DOCUMENT:

══════════

Nous sommes en France
Que dit-on des Québécois à Paris en 1888 ?
Je parle de ceux descendant des Français venus s’installer le long du Saint-Laurent ?
En août 1888, on demande à Paul Leroy-Beaulieu (1843-1916) d’ouvrir, avec un discours, la réunion annuelle de la Société d’économie sociale, une association fondée par l’ingénieur, sociologue et économiste Frédéric Le Play (1806-1882).
Le Play a marqué quelques Québécois importants de la fin du 19e siècle et du début du 20e, dont Alphonse Desjardins.
Mais laissons la parole à Leroy-Beaulieu.
Nous avons déjà dit qu’au cours de son discours d’ouverture, à la réunion annuelle de la Société d’économie sociale, M. Leroy-Beaulieu avait parlé en excellents termes de notre pays. Nous empruntons au compte-rendu publié par la Réforme Sociale, les passages de ce discours relatif au Canada :
« Vous avez gardé de M. Le Play, Messieurs, ce goût pour les explorations à travers le monde. Vous êtes colonisateurs, c’est ce qui fait que je me trouve parfaitement bien parmi vous, moi vieux colonial. Vous vous intéressez à l’action de la France au dehors.

══════════

MATÉRIEL:

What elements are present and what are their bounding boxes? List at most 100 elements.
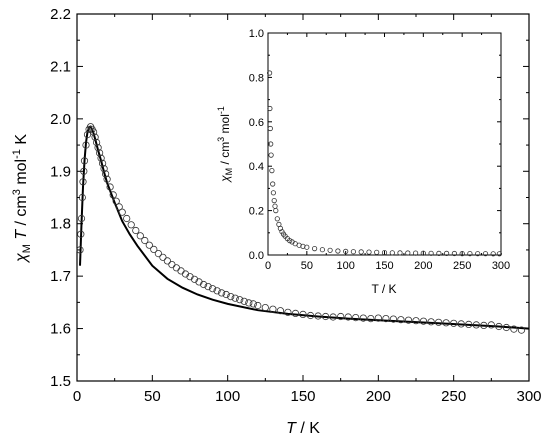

══════════

ÉNONCÉ: Dans le texte sur le discours de Leroy-Beaulieu, reformulez sous forme de liste le paragraphe qui commence par « En août 1888, on demande » en conservant ses faits principaux.

RÉPONSE COMPLÈTE:
- En août 1888, on demande à Paul Leroy-Beaulieu (1843-1916) d'ouvrir par un discours la réunion annuelle de la Société d'économie sociale.
- Cette association a été fondée par Frédéric Le Play (1806-1882).
- Le Play était ingénieur, sociologue et économiste.